→ Requirement:
Find every line in the records below that holds the word "type", and copy it out.

(Extracts from a graphics dataset)
━━━━━━━━━━━━━━━━

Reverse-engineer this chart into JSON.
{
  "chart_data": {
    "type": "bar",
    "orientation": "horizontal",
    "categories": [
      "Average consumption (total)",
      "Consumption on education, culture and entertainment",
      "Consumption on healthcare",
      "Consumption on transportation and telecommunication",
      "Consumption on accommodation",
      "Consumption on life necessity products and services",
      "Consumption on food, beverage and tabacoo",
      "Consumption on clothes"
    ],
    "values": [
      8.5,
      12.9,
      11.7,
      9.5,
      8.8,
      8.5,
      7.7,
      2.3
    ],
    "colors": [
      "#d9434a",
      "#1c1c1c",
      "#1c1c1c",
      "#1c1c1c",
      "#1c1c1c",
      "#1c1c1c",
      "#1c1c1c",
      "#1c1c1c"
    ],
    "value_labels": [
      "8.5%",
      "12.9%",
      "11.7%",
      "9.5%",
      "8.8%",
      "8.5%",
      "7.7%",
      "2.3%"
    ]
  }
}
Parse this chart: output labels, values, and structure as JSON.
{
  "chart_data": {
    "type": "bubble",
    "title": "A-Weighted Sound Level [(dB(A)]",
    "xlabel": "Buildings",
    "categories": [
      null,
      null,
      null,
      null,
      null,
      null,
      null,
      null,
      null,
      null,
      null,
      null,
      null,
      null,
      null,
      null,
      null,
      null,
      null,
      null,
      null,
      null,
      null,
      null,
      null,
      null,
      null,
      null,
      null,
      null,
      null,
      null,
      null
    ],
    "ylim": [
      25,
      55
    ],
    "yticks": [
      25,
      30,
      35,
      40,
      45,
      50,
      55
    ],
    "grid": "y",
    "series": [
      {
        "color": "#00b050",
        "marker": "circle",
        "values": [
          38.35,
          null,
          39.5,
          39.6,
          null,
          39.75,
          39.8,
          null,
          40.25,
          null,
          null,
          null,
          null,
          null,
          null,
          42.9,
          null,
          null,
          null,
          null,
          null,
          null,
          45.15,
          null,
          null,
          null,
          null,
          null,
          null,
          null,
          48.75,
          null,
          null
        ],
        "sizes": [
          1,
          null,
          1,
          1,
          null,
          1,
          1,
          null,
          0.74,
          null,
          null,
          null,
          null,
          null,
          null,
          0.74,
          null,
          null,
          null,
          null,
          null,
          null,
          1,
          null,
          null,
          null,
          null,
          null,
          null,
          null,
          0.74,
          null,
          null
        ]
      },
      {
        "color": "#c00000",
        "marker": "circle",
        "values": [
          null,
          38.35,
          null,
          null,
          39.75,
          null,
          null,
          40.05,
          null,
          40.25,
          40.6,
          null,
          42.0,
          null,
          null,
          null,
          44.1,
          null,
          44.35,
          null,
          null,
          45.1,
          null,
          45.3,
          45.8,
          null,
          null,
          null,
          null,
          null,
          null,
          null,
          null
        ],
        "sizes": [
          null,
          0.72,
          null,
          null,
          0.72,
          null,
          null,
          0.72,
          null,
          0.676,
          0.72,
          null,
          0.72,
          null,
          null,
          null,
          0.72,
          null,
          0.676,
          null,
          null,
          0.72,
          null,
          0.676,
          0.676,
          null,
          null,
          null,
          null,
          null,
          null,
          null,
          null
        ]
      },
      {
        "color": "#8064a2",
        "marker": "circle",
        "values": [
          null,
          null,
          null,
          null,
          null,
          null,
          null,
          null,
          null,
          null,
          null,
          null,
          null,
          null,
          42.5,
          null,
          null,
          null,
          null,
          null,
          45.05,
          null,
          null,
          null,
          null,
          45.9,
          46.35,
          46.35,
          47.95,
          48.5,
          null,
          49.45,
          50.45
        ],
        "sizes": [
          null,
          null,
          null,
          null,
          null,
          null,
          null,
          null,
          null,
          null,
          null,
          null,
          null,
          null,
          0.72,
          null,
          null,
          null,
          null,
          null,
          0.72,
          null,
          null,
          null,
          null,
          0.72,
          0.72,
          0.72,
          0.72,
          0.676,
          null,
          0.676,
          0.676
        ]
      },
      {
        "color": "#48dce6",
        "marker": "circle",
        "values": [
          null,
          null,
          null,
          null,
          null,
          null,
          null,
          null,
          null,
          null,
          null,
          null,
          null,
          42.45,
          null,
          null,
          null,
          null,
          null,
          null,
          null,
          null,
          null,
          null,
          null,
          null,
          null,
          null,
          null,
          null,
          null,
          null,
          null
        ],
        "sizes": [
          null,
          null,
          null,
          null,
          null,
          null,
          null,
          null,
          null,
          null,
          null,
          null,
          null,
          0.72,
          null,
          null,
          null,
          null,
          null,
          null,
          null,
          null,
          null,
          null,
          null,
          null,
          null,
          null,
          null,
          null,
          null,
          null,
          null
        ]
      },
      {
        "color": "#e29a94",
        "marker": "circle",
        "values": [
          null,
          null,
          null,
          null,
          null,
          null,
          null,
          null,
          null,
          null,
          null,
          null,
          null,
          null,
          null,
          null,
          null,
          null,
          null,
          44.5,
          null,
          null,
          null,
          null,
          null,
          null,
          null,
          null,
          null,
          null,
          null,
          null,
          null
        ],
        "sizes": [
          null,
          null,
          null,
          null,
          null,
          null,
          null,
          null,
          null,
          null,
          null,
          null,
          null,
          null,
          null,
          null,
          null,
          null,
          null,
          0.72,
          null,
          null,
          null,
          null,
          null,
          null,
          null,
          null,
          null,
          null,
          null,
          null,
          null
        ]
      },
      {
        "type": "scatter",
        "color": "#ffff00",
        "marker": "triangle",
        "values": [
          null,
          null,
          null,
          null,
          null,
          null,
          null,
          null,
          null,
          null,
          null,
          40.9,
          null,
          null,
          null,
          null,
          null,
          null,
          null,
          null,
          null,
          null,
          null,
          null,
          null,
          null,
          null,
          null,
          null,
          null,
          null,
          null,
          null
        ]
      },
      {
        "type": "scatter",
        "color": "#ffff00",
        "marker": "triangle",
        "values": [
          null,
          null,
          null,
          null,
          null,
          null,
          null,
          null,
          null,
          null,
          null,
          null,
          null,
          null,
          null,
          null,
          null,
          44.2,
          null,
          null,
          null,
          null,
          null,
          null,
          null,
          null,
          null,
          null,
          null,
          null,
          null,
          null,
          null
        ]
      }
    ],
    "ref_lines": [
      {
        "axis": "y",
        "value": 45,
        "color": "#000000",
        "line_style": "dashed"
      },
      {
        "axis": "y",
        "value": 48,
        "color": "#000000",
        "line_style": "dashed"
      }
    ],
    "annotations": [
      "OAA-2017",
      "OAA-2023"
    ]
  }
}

━━━━━━━━━━━━━━━━

→ Correct result:
    "type": "bar",
    "type": "bubble",
        "type": "scatter",
        "type": "scatter",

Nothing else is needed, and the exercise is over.